To do — Isolate every line in the records below with "Count" in it.

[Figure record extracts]
↓↓↓
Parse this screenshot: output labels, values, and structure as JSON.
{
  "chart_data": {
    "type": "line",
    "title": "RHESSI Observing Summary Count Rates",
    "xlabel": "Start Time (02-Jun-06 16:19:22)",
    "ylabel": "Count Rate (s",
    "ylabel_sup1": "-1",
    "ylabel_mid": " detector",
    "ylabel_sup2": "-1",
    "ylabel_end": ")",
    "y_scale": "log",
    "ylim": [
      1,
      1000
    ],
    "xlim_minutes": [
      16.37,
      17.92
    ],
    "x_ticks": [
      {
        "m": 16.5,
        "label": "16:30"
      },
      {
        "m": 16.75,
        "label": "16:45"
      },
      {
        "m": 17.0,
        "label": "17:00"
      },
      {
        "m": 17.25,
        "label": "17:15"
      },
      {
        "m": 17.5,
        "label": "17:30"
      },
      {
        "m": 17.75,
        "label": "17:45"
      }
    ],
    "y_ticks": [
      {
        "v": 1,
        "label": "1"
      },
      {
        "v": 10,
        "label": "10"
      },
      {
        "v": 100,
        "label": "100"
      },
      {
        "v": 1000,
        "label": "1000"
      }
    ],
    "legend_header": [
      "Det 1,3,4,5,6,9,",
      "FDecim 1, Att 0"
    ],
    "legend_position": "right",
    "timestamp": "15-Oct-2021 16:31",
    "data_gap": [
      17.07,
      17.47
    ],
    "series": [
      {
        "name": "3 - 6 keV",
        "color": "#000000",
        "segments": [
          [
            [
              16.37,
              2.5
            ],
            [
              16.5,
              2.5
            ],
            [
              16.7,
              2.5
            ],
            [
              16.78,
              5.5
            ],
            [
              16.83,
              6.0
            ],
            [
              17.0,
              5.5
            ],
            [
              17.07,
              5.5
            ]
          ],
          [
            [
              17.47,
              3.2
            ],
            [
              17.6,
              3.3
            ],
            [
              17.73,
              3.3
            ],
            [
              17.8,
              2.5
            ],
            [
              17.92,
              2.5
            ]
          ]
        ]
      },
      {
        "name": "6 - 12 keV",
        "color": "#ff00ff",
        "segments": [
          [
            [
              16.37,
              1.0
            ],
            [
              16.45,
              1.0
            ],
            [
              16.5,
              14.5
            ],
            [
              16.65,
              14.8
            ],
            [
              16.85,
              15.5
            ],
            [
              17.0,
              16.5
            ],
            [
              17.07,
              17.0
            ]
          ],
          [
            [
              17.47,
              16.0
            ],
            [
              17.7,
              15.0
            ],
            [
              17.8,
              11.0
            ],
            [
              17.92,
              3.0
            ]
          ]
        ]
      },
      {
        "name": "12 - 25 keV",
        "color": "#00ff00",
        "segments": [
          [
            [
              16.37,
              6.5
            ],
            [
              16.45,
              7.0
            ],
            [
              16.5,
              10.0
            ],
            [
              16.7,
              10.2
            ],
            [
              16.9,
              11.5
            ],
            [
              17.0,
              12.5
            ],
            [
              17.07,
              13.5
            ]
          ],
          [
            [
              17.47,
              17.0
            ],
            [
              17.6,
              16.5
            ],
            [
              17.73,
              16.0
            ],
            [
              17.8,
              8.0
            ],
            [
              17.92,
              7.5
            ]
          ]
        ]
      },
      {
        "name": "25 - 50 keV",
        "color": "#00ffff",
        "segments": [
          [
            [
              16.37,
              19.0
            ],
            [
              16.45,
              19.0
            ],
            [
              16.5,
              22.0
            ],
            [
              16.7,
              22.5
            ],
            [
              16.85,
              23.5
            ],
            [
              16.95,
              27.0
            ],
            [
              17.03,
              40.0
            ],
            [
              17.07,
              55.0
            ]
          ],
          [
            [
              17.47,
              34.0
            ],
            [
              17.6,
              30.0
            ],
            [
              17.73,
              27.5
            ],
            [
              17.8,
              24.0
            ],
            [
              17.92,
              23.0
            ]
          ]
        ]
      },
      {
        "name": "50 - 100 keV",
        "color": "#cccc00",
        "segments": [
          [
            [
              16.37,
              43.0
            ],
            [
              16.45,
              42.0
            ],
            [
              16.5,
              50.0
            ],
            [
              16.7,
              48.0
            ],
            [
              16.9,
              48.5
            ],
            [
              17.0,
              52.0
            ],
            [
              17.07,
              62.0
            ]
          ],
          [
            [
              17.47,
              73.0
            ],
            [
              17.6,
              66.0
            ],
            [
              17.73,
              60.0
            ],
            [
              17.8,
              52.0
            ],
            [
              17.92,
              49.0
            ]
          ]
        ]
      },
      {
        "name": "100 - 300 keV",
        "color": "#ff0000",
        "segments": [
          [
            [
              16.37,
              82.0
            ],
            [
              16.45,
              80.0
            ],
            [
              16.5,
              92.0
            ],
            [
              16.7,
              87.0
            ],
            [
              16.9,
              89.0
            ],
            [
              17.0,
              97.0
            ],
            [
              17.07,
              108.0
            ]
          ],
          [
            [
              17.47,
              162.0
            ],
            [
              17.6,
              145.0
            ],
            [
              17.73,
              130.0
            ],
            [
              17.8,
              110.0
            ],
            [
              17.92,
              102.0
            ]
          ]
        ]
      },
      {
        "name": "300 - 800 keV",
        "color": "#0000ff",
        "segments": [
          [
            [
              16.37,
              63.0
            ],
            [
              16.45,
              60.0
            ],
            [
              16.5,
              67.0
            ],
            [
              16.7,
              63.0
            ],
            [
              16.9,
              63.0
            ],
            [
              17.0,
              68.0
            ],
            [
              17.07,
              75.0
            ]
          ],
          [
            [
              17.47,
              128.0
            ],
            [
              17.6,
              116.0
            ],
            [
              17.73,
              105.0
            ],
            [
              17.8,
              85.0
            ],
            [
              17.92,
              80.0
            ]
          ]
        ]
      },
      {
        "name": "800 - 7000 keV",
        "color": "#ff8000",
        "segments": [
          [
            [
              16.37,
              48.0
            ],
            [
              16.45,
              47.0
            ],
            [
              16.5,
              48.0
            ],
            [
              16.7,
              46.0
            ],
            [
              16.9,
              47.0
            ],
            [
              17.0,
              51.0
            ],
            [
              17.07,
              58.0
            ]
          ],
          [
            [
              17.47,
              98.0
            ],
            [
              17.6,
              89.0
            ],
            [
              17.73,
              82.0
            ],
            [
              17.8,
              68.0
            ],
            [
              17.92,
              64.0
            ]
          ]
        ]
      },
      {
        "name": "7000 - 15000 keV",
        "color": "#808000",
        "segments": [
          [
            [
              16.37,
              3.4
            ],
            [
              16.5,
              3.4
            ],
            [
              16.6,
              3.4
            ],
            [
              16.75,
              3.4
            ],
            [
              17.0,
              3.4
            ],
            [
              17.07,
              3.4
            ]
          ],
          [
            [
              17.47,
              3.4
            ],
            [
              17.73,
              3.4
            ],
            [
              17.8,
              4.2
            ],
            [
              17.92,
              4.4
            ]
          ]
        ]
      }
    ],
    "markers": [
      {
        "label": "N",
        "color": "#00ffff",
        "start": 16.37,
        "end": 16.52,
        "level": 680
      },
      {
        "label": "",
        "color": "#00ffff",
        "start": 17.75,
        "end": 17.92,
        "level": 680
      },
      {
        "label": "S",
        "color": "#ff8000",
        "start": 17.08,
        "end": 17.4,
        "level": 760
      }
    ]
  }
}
↑↑↑
Response to this task —
    "title": "RHESSI Observing Summary Count Rates",
    "ylabel": "Count Rate (s",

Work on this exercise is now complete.